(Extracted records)
┌──
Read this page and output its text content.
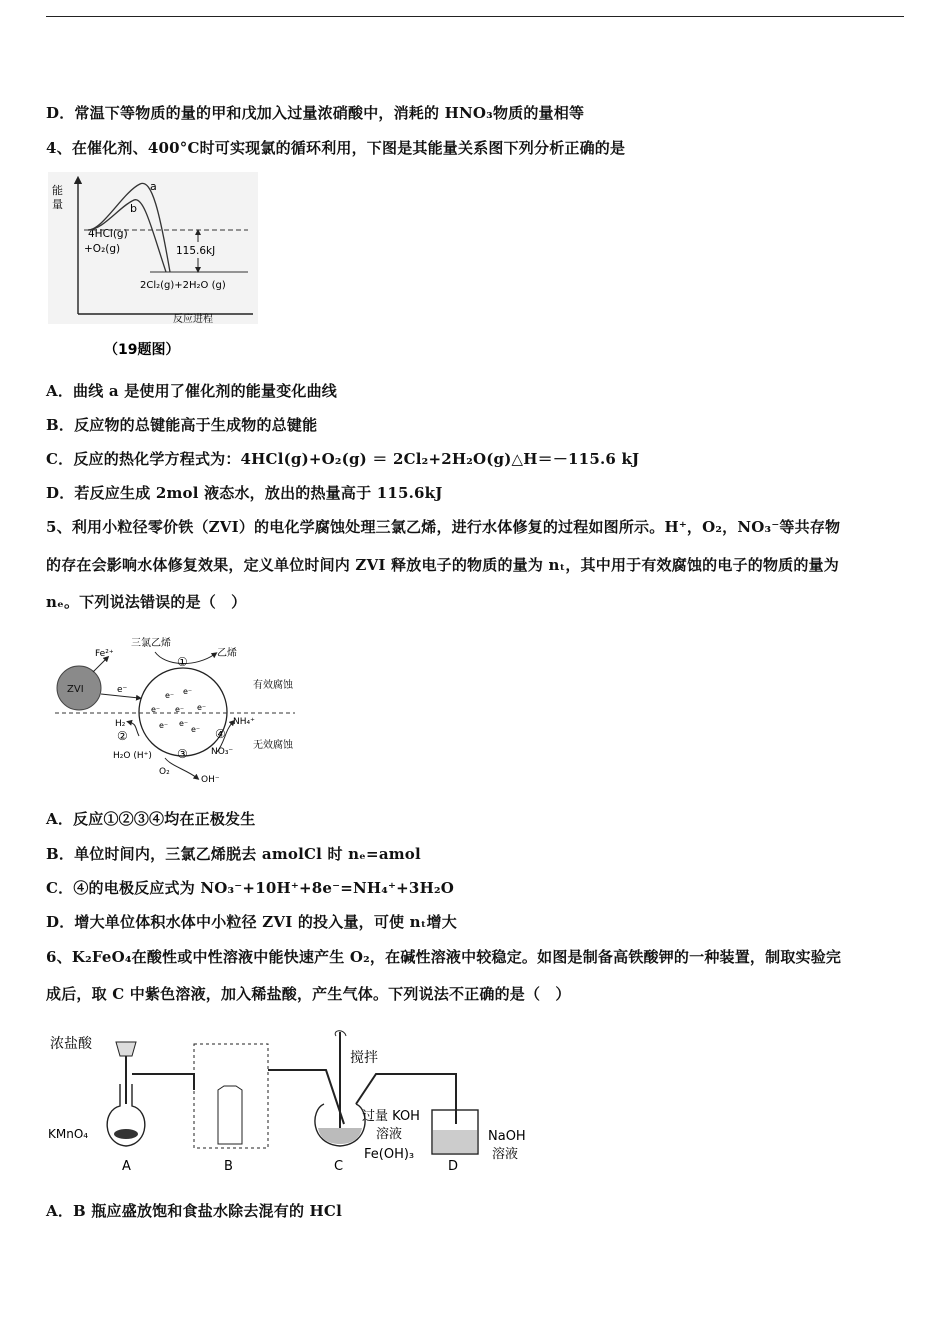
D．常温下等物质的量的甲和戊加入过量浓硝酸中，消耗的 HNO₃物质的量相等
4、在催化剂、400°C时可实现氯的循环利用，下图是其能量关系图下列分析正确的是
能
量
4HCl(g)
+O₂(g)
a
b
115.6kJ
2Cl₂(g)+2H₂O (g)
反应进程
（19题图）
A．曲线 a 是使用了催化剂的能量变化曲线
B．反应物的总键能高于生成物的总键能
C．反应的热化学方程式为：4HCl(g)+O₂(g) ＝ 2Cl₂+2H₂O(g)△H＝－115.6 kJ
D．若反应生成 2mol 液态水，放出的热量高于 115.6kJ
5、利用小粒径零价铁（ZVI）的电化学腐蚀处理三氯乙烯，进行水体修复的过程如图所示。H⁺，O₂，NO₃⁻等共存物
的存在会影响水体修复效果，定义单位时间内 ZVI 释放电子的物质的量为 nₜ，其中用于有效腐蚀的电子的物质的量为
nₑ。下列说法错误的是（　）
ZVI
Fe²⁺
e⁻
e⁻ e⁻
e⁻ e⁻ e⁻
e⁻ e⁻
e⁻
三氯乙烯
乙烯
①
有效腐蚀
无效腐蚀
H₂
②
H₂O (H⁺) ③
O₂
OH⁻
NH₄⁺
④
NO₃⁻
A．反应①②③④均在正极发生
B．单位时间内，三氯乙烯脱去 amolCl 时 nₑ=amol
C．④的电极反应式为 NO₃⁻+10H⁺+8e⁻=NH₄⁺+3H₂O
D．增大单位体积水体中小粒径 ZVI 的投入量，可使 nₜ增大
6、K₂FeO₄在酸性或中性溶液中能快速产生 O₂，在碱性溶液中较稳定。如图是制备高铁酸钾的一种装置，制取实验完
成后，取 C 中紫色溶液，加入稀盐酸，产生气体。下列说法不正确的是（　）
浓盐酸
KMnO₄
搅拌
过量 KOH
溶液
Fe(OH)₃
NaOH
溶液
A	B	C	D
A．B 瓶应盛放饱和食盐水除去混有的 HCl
└──
Restate the full listing verbatim and drop every picture.

Read this page and output its text content.
D．常温下等物质的量的甲和戊加入过量浓硝酸中，消耗的 HNO₃物质的量相等
4、在催化剂、400°C时可实现氯的循环利用，下图是其能量关系图下列分析正确的是
能
量
4HCl(g)
+O₂(g)
a
b
115.6kJ
2Cl₂(g)+2H₂O (g)
反应进程
（19题图）
A．曲线 a 是使用了催化剂的能量变化曲线
B．反应物的总键能高于生成物的总键能
C．反应的热化学方程式为：4HCl(g)+O₂(g) ＝ 2Cl₂+2H₂O(g)△H＝－115.6 kJ
D．若反应生成 2mol 液态水，放出的热量高于 115.6kJ
5、利用小粒径零价铁（ZVI）的电化学腐蚀处理三氯乙烯，进行水体修复的过程如图所示。H⁺，O₂，NO₃⁻等共存物
的存在会影响水体修复效果，定义单位时间内 ZVI 释放电子的物质的量为 nₜ，其中用于有效腐蚀的电子的物质的量为
nₑ。下列说法错误的是（　）
ZVI
Fe²⁺
e⁻
e⁻ e⁻
e⁻ e⁻ e⁻
e⁻ e⁻
e⁻
三氯乙烯
乙烯
①
有效腐蚀
无效腐蚀
H₂
②
H₂O (H⁺) ③
O₂
OH⁻
NH₄⁺
④
NO₃⁻
A．反应①②③④均在正极发生
B．单位时间内，三氯乙烯脱去 amolCl 时 nₑ=amol
C．④的电极反应式为 NO₃⁻+10H⁺+8e⁻=NH₄⁺+3H₂O
D．增大单位体积水体中小粒径 ZVI 的投入量，可使 nₜ增大
6、K₂FeO₄在酸性或中性溶液中能快速产生 O₂，在碱性溶液中较稳定。如图是制备高铁酸钾的一种装置，制取实验完
成后，取 C 中紫色溶液，加入稀盐酸，产生气体。下列说法不正确的是（　）
浓盐酸
KMnO₄
搅拌
过量 KOH
溶液
Fe(OH)₃
NaOH
溶液
A	B	C	D
A．B 瓶应盛放饱和食盐水除去混有的 HCl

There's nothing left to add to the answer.